-- Begin SOURCE PASSAGE --
Very much treading old ground here but I thought this post was worth making.

Although, it seems this did not last: http://nextvame.com/6-content/uganda-fails-to-generate-high-quality-local-content/

Uganda fails to generate 70% local content by Debarati Das | May 14, 2014

"Uganda Communications Commission (UCC) published a local content quota monitoring report earlier this week to point out that none of the televisions operating in Uganda has hit its target of 70% locally-made programmes.

According to the report, which monitored Uganda’s prime time TV content between January and March 2014, Nile Broadcasting Services (NBS TV) had the highest local content coverage with 30% , followed by Top TV and Bukedde 1. However, other broadcasters including – Uganda Broadcasting Corporation (UBC), NTV, Wavah Broadcasting Service (WBS), Bukedde 2, Urban TV, Record TV, and Citizen, had below 15% local content coverage.

Ideally, UCC expects local drama to contribute 50% of TV broadcasting, local documentaries to have 10% of the airtime, while local children’s programmes and sports should contribute 5% each. Foreign content can take up the remaining 30% of the broadcast time on local TV stations. However, local television stations argued that high-quality local production requires time and finance from UCC which was not provided."
-- End SOURCE PASSAGE --
**STATED GOAL A:**
According to the Uganda local content passage, which TV station had the highest local content coverage, and what was its share?
The Uganda local content passage and the records come from separate sources.
-- Begin DATA IN THIS EXERCISE --
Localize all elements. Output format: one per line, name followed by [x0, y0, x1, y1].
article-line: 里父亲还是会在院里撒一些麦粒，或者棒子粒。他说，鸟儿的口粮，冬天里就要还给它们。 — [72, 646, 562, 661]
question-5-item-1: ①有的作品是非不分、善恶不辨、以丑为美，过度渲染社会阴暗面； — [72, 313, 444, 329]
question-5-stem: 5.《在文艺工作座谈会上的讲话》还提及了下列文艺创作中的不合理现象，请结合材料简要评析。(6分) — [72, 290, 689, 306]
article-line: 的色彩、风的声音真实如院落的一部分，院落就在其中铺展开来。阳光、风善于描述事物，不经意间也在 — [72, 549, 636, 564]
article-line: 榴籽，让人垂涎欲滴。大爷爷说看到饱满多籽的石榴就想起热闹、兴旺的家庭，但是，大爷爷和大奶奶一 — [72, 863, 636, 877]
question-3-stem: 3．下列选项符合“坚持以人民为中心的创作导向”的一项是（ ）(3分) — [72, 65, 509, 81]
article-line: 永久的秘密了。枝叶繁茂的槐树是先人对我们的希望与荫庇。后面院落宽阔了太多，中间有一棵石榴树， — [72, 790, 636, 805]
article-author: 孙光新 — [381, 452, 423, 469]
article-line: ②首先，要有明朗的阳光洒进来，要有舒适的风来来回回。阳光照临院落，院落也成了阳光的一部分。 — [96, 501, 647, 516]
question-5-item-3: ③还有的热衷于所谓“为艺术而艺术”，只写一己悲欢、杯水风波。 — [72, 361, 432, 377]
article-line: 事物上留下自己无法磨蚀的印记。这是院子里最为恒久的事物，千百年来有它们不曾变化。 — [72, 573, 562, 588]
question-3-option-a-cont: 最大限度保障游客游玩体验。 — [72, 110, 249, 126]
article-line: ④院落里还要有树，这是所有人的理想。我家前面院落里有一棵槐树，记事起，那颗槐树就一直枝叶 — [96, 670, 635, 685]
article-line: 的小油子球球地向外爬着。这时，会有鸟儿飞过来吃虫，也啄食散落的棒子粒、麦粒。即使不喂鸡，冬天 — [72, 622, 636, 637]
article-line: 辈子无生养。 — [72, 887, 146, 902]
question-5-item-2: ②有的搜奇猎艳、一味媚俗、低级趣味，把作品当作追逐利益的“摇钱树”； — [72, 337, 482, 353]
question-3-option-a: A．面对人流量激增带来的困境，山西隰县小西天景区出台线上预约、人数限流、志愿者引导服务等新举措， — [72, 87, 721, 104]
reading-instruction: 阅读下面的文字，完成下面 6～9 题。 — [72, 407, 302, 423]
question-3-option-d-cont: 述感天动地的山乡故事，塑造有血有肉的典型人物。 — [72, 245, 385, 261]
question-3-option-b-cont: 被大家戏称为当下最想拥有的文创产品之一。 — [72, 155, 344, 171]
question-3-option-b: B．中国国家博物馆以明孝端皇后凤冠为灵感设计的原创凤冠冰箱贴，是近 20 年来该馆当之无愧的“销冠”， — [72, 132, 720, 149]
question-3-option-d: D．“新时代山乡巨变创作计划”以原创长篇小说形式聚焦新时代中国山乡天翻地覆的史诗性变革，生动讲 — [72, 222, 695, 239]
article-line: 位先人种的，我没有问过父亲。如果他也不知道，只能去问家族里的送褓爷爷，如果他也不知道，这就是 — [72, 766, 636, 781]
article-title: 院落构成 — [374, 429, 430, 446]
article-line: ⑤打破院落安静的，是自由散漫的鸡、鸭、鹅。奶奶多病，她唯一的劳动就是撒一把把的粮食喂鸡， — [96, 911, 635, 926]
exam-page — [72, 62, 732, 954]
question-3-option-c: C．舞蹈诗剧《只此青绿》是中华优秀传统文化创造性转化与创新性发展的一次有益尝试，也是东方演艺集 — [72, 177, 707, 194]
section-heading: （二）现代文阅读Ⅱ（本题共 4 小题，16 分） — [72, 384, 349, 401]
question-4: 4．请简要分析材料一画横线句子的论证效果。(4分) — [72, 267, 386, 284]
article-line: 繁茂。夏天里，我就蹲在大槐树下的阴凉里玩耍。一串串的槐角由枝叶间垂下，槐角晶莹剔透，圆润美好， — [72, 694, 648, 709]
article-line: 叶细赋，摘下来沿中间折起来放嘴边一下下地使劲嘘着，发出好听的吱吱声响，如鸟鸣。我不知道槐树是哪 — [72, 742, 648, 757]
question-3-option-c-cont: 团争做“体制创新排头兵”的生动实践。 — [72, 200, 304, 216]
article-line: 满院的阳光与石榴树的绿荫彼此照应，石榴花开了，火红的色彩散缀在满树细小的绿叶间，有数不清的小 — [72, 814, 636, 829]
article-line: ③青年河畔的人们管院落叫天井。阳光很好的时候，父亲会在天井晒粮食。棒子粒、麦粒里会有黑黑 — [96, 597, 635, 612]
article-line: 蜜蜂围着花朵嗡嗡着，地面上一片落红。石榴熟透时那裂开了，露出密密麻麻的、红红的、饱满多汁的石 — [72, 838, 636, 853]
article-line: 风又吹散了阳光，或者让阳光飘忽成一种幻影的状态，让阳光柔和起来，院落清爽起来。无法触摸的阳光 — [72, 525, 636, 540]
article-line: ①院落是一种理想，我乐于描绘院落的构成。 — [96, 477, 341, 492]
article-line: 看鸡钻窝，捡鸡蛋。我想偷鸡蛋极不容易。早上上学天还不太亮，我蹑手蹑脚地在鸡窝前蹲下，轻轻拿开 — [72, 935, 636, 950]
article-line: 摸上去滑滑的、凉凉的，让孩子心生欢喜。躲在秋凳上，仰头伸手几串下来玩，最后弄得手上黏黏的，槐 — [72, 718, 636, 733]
-- End DATA IN THIS EXERCISE --
**STATED GOAL B:**
Please write out the records from their first line through the line containing "65, 509, 81]", including both of those lines.

**EXERCISE RESPONSE A:**
Nile Broadcasting Services (NBS TV) had the highest local content coverage, at 30%.

**EXERCISE RESPONSE B:**
Localize all elements. Output format: one per line, name followed by [x0, y0, x1, y1].
article-line: 里父亲还是会在院里撒一些麦粒，或者棒子粒。他说，鸟儿的口粮，冬天里就要还给它们。 — [72, 646, 562, 661]
question-5-item-1: ①有的作品是非不分、善恶不辨、以丑为美，过度渲染社会阴暗面； — [72, 313, 444, 329]
question-5-stem: 5.《在文艺工作座谈会上的讲话》还提及了下列文艺创作中的不合理现象，请结合材料简要评析。(6分) — [72, 290, 689, 306]
article-line: 的色彩、风的声音真实如院落的一部分，院落就在其中铺展开来。阳光、风善于描述事物，不经意间也在 — [72, 549, 636, 564]
article-line: 榴籽，让人垂涎欲滴。大爷爷说看到饱满多籽的石榴就想起热闹、兴旺的家庭，但是，大爷爷和大奶奶一 — [72, 863, 636, 877]
question-3-stem: 3．下列选项符合“坚持以人民为中心的创作导向”的一项是（ ）(3分) — [72, 65, 509, 81]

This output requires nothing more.